## [TASK OBJECTIVE]
Below are some records: retype them all exactly, but not the pictures.

## [Dataset items]
+-------+

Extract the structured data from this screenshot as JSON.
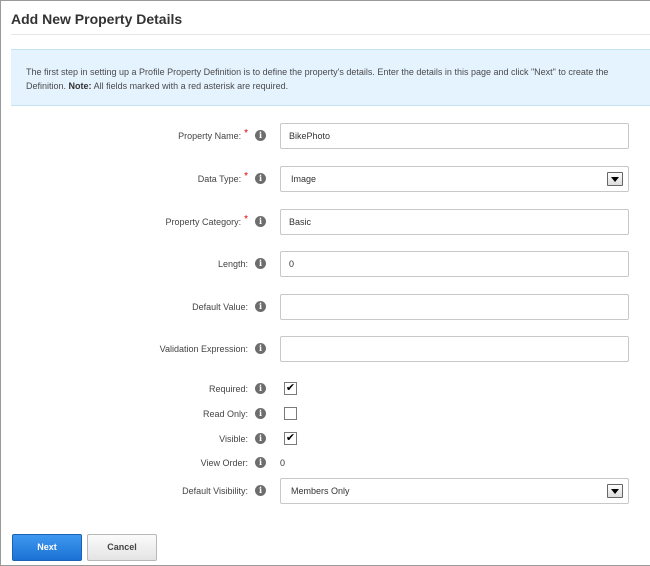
{
  "page": {
    "title": "Add New Property Details"
  },
  "info": {
    "line1": "The first step in setting up a Profile Property Definition is to define the property's details. Enter the details in this page and click \"Next\" to create the",
    "line2_prefix": "Definition.",
    "note_label": "Note:",
    "note_text": "All fields marked with a red asterisk are required."
  },
  "form": {
    "property_name": {
      "label": "Property Name:",
      "required_mark": "*",
      "value": "BikePhoto"
    },
    "data_type": {
      "label": "Data Type:",
      "required_mark": "*",
      "value": "Image"
    },
    "property_category": {
      "label": "Property Category:",
      "required_mark": "*",
      "value": "Basic"
    },
    "length": {
      "label": "Length:",
      "value": "0"
    },
    "default_value": {
      "label": "Default Value:",
      "value": ""
    },
    "validation_expression": {
      "label": "Validation Expression:",
      "value": ""
    },
    "required": {
      "label": "Required:",
      "checked": true,
      "check_glyph": "✔"
    },
    "read_only": {
      "label": "Read Only:",
      "checked": false,
      "check_glyph": ""
    },
    "visible": {
      "label": "Visible:",
      "checked": true,
      "check_glyph": "✔"
    },
    "view_order": {
      "label": "View Order:",
      "value": "0"
    },
    "default_visibility": {
      "label": "Default Visibility:",
      "value": "Members Only"
    }
  },
  "help_icon": {
    "glyph": "i",
    "name": "info-icon"
  },
  "buttons": {
    "next": "Next",
    "cancel": "Cancel"
  },
  "colors": {
    "primary_button": "#1b72d4",
    "info_background": "#e5f3ff",
    "required_star": "#e00000"
  }
}
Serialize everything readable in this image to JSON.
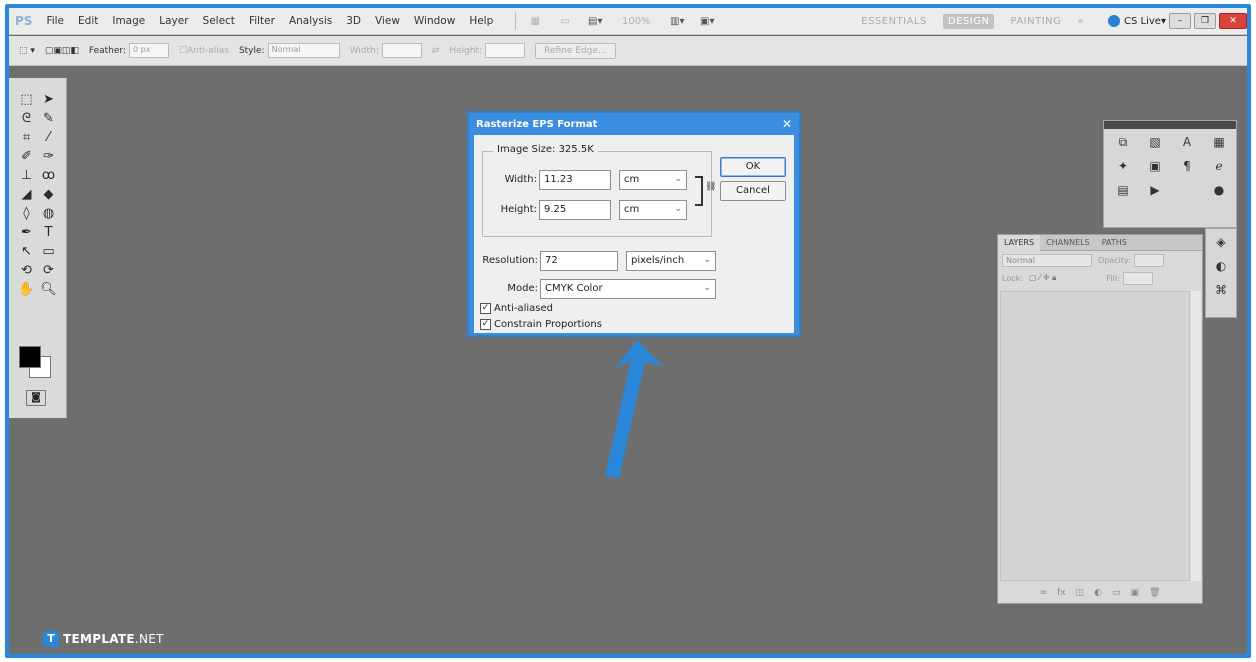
{
  "app": {
    "logo": "PS",
    "colors": {
      "accent": "#2a86d8",
      "canvas": "#6e6e6e"
    }
  },
  "menubar": {
    "items": [
      "File",
      "Edit",
      "Image",
      "Layer",
      "Select",
      "Filter",
      "Analysis",
      "3D",
      "View",
      "Window",
      "Help"
    ],
    "zoom": "100%",
    "workspaces": [
      "ESSENTIALS",
      "DESIGN",
      "PAINTING",
      "»"
    ],
    "cslive": "CS Live"
  },
  "optionsbar": {
    "feather_label": "Feather:",
    "feather_value": "0 px",
    "antialias_label": "Anti-alias",
    "style_label": "Style:",
    "style_value": "Normal",
    "width_label": "Width:",
    "height_label": "Height:",
    "refine_button": "Refine Edge..."
  },
  "dialog": {
    "title": "Rasterize EPS Format",
    "image_size": "Image Size: 325.5K",
    "width_label": "Width:",
    "width_value": "11.23",
    "width_unit": "cm",
    "height_label": "Height:",
    "height_value": "9.25",
    "height_unit": "cm",
    "resolution_label": "Resolution:",
    "resolution_value": "72",
    "resolution_unit": "pixels/inch",
    "mode_label": "Mode:",
    "mode_value": "CMYK Color",
    "antialiased_label": "Anti-aliased",
    "antialiased_checked": true,
    "constrain_label": "Constrain Proportions",
    "constrain_checked": true,
    "ok_label": "OK",
    "cancel_label": "Cancel"
  },
  "layers_panel": {
    "tabs": [
      "LAYERS",
      "CHANNELS",
      "PATHS"
    ],
    "blend_mode": "Normal",
    "opacity_label": "Opacity:",
    "lock_label": "Lock:",
    "fill_label": "Fill:"
  },
  "watermark": {
    "brand": "TEMPLATE",
    "suffix": ".NET"
  }
}
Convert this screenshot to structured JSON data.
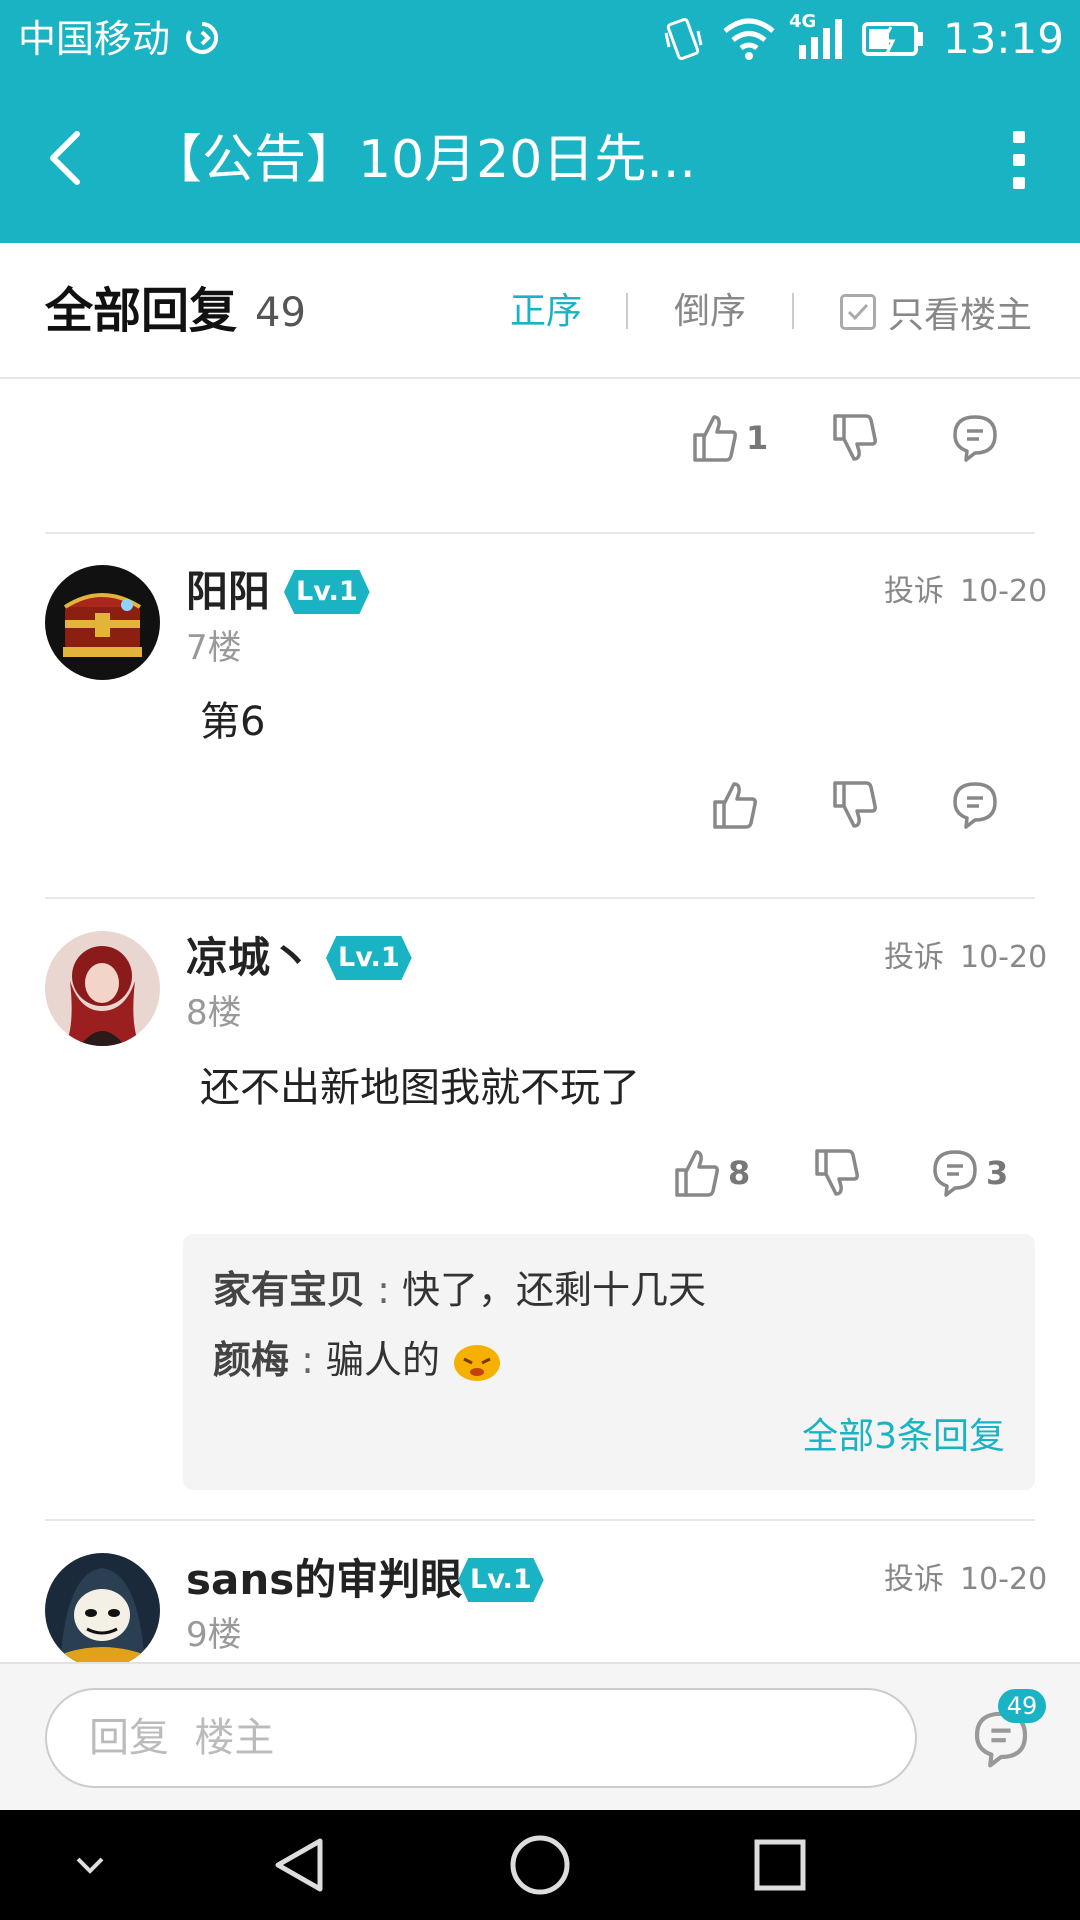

+-------+

## [EXERCISE OUTPUT]
Extract the structured data from this screenshot as JSON.
{
  "page": {
    "title": "Add New Property Details"
  },
  "info": {
    "line1": "The first step in setting up a Profile Property Definition is to define the property's details. Enter the details in this page and click \"Next\" to create the",
    "line2_prefix": "Definition.",
    "note_label": "Note:",
    "note_text": "All fields marked with a red asterisk are required."
  },
  "form": {
    "property_name": {
      "label": "Property Name:",
      "required_mark": "*",
      "value": "BikePhoto"
    },
    "data_type": {
      "label": "Data Type:",
      "required_mark": "*",
      "value": "Image"
    },
    "property_category": {
      "label": "Property Category:",
      "required_mark": "*",
      "value": "Basic"
    },
    "length": {
      "label": "Length:",
      "value": "0"
    },
    "default_value": {
      "label": "Default Value:",
      "value": ""
    },
    "validation_expression": {
      "label": "Validation Expression:",
      "value": ""
    },
    "required": {
      "label": "Required:",
      "checked": true,
      "check_glyph": "✔"
    },
    "read_only": {
      "label": "Read Only:",
      "checked": false,
      "check_glyph": ""
    },
    "visible": {
      "label": "Visible:",
      "checked": true,
      "check_glyph": "✔"
    },
    "view_order": {
      "label": "View Order:",
      "value": "0"
    },
    "default_visibility": {
      "label": "Default Visibility:",
      "value": "Members Only"
    }
  },
  "help_icon": {
    "glyph": "i",
    "name": "info-icon"
  },
  "buttons": {
    "next": "Next",
    "cancel": "Cancel"
  },
  "colors": {
    "primary_button": "#1b72d4",
    "info_background": "#e5f3ff",
    "required_star": "#e00000"
  }
}
Serialize everything readable in this image to JSON.
{
  "app": {
    "logo": "PS",
    "colors": {
      "accent": "#2a86d8",
      "canvas": "#6e6e6e"
    }
  },
  "menubar": {
    "items": [
      "File",
      "Edit",
      "Image",
      "Layer",
      "Select",
      "Filter",
      "Analysis",
      "3D",
      "View",
      "Window",
      "Help"
    ],
    "zoom": "100%",
    "workspaces": [
      "ESSENTIALS",
      "DESIGN",
      "PAINTING",
      "»"
    ],
    "cslive": "CS Live"
  },
  "optionsbar": {
    "feather_label": "Feather:",
    "feather_value": "0 px",
    "antialias_label": "Anti-alias",
    "style_label": "Style:",
    "style_value": "Normal",
    "width_label": "Width:",
    "height_label": "Height:",
    "refine_button": "Refine Edge..."
  },
  "dialog": {
    "title": "Rasterize EPS Format",
    "image_size": "Image Size: 325.5K",
    "width_label": "Width:",
    "width_value": "11.23",
    "width_unit": "cm",
    "height_label": "Height:",
    "height_value": "9.25",
    "height_unit": "cm",
    "resolution_label": "Resolution:",
    "resolution_value": "72",
    "resolution_unit": "pixels/inch",
    "mode_label": "Mode:",
    "mode_value": "CMYK Color",
    "antialiased_label": "Anti-aliased",
    "antialiased_checked": true,
    "constrain_label": "Constrain Proportions",
    "constrain_checked": true,
    "ok_label": "OK",
    "cancel_label": "Cancel"
  },
  "layers_panel": {
    "tabs": [
      "LAYERS",
      "CHANNELS",
      "PATHS"
    ],
    "blend_mode": "Normal",
    "opacity_label": "Opacity:",
    "lock_label": "Lock:",
    "fill_label": "Fill:"
  },
  "watermark": {
    "brand": "TEMPLATE",
    "suffix": ".NET"
  }
}
Convert this screenshot to structured JSON data.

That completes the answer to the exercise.